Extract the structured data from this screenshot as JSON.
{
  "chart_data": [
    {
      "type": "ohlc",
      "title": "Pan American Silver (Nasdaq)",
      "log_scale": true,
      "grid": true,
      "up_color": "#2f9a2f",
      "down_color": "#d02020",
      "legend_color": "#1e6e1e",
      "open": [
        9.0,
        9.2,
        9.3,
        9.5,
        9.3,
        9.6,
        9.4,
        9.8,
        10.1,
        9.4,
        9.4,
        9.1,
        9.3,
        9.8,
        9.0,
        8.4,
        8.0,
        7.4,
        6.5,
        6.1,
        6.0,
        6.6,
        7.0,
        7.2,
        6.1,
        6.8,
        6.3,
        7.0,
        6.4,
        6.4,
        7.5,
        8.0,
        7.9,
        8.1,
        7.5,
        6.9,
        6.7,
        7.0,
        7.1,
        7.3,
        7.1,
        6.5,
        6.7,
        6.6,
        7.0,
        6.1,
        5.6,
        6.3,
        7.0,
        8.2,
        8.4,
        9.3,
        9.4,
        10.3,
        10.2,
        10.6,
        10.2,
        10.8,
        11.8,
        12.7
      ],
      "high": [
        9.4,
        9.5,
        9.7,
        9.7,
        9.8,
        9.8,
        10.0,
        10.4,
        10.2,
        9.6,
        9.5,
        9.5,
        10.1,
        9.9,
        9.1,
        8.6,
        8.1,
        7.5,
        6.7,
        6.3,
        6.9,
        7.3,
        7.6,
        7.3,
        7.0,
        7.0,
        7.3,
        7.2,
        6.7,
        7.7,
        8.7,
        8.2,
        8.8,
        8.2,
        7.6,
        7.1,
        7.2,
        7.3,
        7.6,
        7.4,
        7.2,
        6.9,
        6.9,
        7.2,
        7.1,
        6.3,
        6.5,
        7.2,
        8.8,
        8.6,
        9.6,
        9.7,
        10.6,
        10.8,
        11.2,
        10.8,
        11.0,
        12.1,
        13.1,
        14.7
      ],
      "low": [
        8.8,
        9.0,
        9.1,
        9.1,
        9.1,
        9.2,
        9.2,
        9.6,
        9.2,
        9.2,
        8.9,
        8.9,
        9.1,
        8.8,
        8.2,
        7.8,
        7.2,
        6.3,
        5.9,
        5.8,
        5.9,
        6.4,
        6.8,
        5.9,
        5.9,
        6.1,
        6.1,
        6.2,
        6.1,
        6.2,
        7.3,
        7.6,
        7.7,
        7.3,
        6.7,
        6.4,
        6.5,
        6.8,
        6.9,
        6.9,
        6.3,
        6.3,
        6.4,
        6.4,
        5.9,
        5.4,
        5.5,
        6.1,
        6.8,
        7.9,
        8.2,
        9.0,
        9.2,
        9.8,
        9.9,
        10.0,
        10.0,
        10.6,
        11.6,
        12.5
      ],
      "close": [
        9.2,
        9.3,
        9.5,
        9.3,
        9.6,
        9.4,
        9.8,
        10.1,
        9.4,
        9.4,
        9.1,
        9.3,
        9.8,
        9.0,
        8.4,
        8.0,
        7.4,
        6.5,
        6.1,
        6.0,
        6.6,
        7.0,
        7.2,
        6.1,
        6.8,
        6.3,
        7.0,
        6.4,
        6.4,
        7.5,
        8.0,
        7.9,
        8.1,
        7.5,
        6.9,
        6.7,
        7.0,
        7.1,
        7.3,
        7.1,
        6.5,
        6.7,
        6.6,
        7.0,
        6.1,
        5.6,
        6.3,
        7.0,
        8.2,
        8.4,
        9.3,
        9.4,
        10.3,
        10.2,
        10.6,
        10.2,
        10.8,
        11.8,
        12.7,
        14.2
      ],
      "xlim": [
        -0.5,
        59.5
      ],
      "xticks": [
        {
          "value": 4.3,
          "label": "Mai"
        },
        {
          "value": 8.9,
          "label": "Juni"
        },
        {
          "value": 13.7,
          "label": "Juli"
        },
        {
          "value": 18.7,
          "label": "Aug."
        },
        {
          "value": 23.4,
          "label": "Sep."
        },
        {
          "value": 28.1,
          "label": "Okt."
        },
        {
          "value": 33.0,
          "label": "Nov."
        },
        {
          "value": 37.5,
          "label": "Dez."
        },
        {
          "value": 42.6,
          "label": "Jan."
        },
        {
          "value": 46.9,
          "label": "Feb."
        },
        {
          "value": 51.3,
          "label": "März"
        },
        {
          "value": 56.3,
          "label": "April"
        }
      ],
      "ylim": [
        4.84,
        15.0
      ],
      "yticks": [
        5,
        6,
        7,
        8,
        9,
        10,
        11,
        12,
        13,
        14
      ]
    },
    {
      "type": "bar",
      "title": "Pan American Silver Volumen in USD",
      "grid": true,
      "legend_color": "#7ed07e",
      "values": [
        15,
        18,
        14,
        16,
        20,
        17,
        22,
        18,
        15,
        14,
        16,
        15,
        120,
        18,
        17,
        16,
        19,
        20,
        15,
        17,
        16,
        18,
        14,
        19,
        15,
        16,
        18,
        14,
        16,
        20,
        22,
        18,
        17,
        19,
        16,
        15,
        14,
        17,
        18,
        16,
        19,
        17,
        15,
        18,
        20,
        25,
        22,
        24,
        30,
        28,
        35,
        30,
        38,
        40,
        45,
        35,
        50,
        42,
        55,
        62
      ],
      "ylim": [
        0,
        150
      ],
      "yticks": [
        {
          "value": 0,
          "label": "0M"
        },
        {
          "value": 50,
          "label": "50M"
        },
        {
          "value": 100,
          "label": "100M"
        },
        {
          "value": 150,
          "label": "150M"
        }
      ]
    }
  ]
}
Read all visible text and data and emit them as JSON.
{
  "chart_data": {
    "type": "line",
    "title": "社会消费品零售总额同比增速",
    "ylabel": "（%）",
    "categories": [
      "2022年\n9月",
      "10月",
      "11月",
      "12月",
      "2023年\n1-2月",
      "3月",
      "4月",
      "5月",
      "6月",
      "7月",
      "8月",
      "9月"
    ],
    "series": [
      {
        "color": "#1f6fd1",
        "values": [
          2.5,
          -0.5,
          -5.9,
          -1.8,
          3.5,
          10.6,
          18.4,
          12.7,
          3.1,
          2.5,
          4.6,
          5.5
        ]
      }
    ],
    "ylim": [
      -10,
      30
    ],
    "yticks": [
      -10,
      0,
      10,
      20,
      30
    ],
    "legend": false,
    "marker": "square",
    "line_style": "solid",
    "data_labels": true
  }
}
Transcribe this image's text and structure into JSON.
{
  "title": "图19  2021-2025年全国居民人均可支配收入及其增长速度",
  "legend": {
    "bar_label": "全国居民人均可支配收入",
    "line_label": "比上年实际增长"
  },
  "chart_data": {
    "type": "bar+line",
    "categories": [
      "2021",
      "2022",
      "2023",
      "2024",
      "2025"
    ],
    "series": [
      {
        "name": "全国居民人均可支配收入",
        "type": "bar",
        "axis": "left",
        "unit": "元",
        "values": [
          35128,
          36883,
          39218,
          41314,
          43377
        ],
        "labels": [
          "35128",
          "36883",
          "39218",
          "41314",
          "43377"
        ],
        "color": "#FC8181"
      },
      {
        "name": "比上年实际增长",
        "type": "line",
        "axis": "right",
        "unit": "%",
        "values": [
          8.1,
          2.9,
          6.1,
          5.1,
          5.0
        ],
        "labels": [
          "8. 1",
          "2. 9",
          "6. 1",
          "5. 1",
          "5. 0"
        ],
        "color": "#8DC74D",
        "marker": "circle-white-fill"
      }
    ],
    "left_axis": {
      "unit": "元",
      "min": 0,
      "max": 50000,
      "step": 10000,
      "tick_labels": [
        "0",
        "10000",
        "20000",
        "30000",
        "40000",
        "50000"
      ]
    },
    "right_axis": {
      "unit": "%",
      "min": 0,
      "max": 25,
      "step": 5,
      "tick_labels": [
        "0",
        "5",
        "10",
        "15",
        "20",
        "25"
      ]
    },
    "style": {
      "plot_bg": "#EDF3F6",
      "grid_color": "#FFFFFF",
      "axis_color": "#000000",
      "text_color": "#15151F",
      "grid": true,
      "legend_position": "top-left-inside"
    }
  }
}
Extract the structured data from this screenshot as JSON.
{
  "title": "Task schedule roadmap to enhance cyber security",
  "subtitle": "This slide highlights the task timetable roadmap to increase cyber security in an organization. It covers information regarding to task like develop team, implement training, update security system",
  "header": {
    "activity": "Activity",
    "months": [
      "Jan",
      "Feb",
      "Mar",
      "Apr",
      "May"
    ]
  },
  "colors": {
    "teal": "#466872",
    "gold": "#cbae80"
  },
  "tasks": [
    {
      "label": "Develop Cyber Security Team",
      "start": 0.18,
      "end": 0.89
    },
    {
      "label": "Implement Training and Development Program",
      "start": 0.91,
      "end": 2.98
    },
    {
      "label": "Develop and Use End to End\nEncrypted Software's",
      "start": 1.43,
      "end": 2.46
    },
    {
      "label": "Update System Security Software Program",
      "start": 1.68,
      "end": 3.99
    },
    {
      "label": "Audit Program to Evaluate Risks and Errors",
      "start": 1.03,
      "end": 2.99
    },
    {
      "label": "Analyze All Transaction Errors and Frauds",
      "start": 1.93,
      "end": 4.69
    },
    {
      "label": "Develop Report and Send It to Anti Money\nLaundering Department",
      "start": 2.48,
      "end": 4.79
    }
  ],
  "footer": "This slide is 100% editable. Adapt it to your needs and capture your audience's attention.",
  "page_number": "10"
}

TASK OBJECTIVE => Copy out every line where the word "Errors" occurs.

RESPONSE FOR THIS EXERCISE =>
      "label": "Audit Program to Evaluate Risks and Errors",
      "label": "Analyze All Transaction Errors and Frauds",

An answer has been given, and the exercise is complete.